# [WORK REQUIRED]
The response is to be the full listing, set down exactly.

# [DATA RECORDS]
• • •

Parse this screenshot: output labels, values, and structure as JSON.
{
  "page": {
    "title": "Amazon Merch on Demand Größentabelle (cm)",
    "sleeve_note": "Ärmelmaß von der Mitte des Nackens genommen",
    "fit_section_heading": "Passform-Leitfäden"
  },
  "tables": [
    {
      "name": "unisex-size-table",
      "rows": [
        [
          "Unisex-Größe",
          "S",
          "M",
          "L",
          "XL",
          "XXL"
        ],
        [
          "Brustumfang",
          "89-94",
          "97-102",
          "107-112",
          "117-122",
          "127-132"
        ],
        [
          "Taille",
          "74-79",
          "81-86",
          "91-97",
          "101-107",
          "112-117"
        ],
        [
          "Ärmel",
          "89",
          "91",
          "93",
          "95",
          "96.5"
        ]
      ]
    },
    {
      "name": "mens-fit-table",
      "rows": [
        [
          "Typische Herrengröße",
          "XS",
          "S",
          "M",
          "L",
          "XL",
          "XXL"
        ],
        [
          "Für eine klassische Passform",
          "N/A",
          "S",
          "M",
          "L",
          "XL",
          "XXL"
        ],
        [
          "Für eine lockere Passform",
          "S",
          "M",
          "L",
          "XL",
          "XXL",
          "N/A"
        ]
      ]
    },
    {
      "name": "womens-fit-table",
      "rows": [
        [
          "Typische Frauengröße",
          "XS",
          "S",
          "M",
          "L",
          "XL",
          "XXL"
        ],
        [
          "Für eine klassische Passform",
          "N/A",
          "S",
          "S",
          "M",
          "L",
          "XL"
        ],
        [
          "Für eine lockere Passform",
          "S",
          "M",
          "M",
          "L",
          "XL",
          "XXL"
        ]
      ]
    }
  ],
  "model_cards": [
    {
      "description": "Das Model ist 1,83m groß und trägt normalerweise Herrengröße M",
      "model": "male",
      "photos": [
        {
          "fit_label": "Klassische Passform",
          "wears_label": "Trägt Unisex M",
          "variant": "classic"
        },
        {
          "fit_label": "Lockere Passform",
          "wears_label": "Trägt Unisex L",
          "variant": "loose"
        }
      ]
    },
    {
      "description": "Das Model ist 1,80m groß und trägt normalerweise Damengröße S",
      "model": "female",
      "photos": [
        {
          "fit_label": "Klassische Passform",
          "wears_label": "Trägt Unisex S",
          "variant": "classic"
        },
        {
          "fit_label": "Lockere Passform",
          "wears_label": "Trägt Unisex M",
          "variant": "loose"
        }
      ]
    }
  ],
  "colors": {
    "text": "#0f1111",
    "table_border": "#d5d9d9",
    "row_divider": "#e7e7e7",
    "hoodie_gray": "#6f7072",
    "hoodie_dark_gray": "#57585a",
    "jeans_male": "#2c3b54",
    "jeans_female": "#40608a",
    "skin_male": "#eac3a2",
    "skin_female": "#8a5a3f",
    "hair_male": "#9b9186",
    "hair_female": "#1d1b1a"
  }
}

• • •

# [TASK RESPONSE]
Parse this screenshot: output labels, values, and structure as JSON.
{
  "page": {
    "title": "Amazon Merch on Demand Größentabelle (cm)",
    "sleeve_note": "Ärmelmaß von der Mitte des Nackens genommen",
    "fit_section_heading": "Passform-Leitfäden"
  },
  "tables": [
    {
      "name": "unisex-size-table",
      "rows": [
        [
          "Unisex-Größe",
          "S",
          "M",
          "L",
          "XL",
          "XXL"
        ],
        [
          "Brustumfang",
          "89-94",
          "97-102",
          "107-112",
          "117-122",
          "127-132"
        ],
        [
          "Taille",
          "74-79",
          "81-86",
          "91-97",
          "101-107",
          "112-117"
        ],
        [
          "Ärmel",
          "89",
          "91",
          "93",
          "95",
          "96.5"
        ]
      ]
    },
    {
      "name": "mens-fit-table",
      "rows": [
        [
          "Typische Herrengröße",
          "XS",
          "S",
          "M",
          "L",
          "XL",
          "XXL"
        ],
        [
          "Für eine klassische Passform",
          "N/A",
          "S",
          "M",
          "L",
          "XL",
          "XXL"
        ],
        [
          "Für eine lockere Passform",
          "S",
          "M",
          "L",
          "XL",
          "XXL",
          "N/A"
        ]
      ]
    },
    {
      "name": "womens-fit-table",
      "rows": [
        [
          "Typische Frauengröße",
          "XS",
          "S",
          "M",
          "L",
          "XL",
          "XXL"
        ],
        [
          "Für eine klassische Passform",
          "N/A",
          "S",
          "S",
          "M",
          "L",
          "XL"
        ],
        [
          "Für eine lockere Passform",
          "S",
          "M",
          "M",
          "L",
          "XL",
          "XXL"
        ]
      ]
    }
  ],
  "model_cards": [
    {
      "description": "Das Model ist 1,83m groß und trägt normalerweise Herrengröße M",
      "model": "male",
      "photos": [
        {
          "fit_label": "Klassische Passform",
          "wears_label": "Trägt Unisex M",
          "variant": "classic"
        },
        {
          "fit_label": "Lockere Passform",
          "wears_label": "Trägt Unisex L",
          "variant": "loose"
        }
      ]
    },
    {
      "description": "Das Model ist 1,80m groß und trägt normalerweise Damengröße S",
      "model": "female",
      "photos": [
        {
          "fit_label": "Klassische Passform",
          "wears_label": "Trägt Unisex S",
          "variant": "classic"
        },
        {
          "fit_label": "Lockere Passform",
          "wears_label": "Trägt Unisex M",
          "variant": "loose"
        }
      ]
    }
  ],
  "colors": {
    "text": "#0f1111",
    "table_border": "#d5d9d9",
    "row_divider": "#e7e7e7",
    "hoodie_gray": "#6f7072",
    "hoodie_dark_gray": "#57585a",
    "jeans_male": "#2c3b54",
    "jeans_female": "#40608a",
    "skin_male": "#eac3a2",
    "skin_female": "#8a5a3f",
    "hair_male": "#9b9186",
    "hair_female": "#1d1b1a"
  }
}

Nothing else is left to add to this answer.